INSTRUCTION => Every record here needs to be written out again exactly.

Rows from a dataset
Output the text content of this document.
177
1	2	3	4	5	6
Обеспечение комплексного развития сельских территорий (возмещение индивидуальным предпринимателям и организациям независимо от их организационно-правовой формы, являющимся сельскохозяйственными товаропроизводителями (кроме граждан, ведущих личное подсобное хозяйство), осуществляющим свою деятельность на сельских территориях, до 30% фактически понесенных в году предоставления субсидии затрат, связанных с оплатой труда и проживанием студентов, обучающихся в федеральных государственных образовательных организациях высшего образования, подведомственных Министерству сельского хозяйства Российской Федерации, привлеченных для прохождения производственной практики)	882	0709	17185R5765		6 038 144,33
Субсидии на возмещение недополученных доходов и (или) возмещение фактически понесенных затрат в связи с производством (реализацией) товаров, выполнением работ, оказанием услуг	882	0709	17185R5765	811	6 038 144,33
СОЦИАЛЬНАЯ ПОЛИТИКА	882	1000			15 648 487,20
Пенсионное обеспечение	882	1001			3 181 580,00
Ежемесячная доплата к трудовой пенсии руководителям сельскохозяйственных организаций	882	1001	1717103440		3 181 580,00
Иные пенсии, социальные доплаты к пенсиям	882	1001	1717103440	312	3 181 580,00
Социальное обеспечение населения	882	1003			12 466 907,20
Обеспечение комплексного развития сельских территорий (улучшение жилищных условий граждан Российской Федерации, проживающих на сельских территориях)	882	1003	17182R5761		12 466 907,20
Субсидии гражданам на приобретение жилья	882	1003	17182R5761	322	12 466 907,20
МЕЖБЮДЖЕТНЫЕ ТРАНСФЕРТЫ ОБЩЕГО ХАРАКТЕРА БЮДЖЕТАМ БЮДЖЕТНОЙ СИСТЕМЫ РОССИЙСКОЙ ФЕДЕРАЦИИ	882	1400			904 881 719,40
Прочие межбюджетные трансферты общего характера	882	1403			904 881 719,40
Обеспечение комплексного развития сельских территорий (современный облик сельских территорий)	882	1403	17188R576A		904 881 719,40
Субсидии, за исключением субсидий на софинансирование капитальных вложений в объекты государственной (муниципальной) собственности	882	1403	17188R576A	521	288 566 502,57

SOLUTION TO THE EXERCISE =>
Output the text content of this document.
177
1	2	3	4	5	6
Обеспечение комплексного развития сельских территорий (возмещение индивидуальным предпринимателям и организациям независимо от их организационно-правовой формы, являющимся сельскохозяйственными товаропроизводителями (кроме граждан, ведущих личное подсобное хозяйство), осуществляющим свою деятельность на сельских территориях, до 30% фактически понесенных в году предоставления субсидии затрат, связанных с оплатой труда и проживанием студентов, обучающихся в федеральных государственных образовательных организациях высшего образования, подведомственных Министерству сельского хозяйства Российской Федерации, привлеченных для прохождения производственной практики)	882	0709	17185R5765		6 038 144,33
Субсидии на возмещение недополученных доходов и (или) возмещение фактически понесенных затрат в связи с производством (реализацией) товаров, выполнением работ, оказанием услуг	882	0709	17185R5765	811	6 038 144,33
СОЦИАЛЬНАЯ ПОЛИТИКА	882	1000			15 648 487,20
Пенсионное обеспечение	882	1001			3 181 580,00
Ежемесячная доплата к трудовой пенсии руководителям сельскохозяйственных организаций	882	1001	1717103440		3 181 580,00
Иные пенсии, социальные доплаты к пенсиям	882	1001	1717103440	312	3 181 580,00
Социальное обеспечение населения	882	1003			12 466 907,20
Обеспечение комплексного развития сельских территорий (улучшение жилищных условий граждан Российской Федерации, проживающих на сельских территориях)	882	1003	17182R5761		12 466 907,20
Субсидии гражданам на приобретение жилья	882	1003	17182R5761	322	12 466 907,20
МЕЖБЮДЖЕТНЫЕ ТРАНСФЕРТЫ ОБЩЕГО ХАРАКТЕРА БЮДЖЕТАМ БЮДЖЕТНОЙ СИСТЕМЫ РОССИЙСКОЙ ФЕДЕРАЦИИ	882	1400			904 881 719,40
Прочие межбюджетные трансферты общего характера	882	1403			904 881 719,40
Обеспечение комплексного развития сельских территорий (современный облик сельских территорий)	882	1403	17188R576A		904 881 719,40
Субсидии, за исключением субсидий на софинансирование капитальных вложений в объекты государственной (муниципальной) собственности	882	1403	17188R576A	521	288 566 502,57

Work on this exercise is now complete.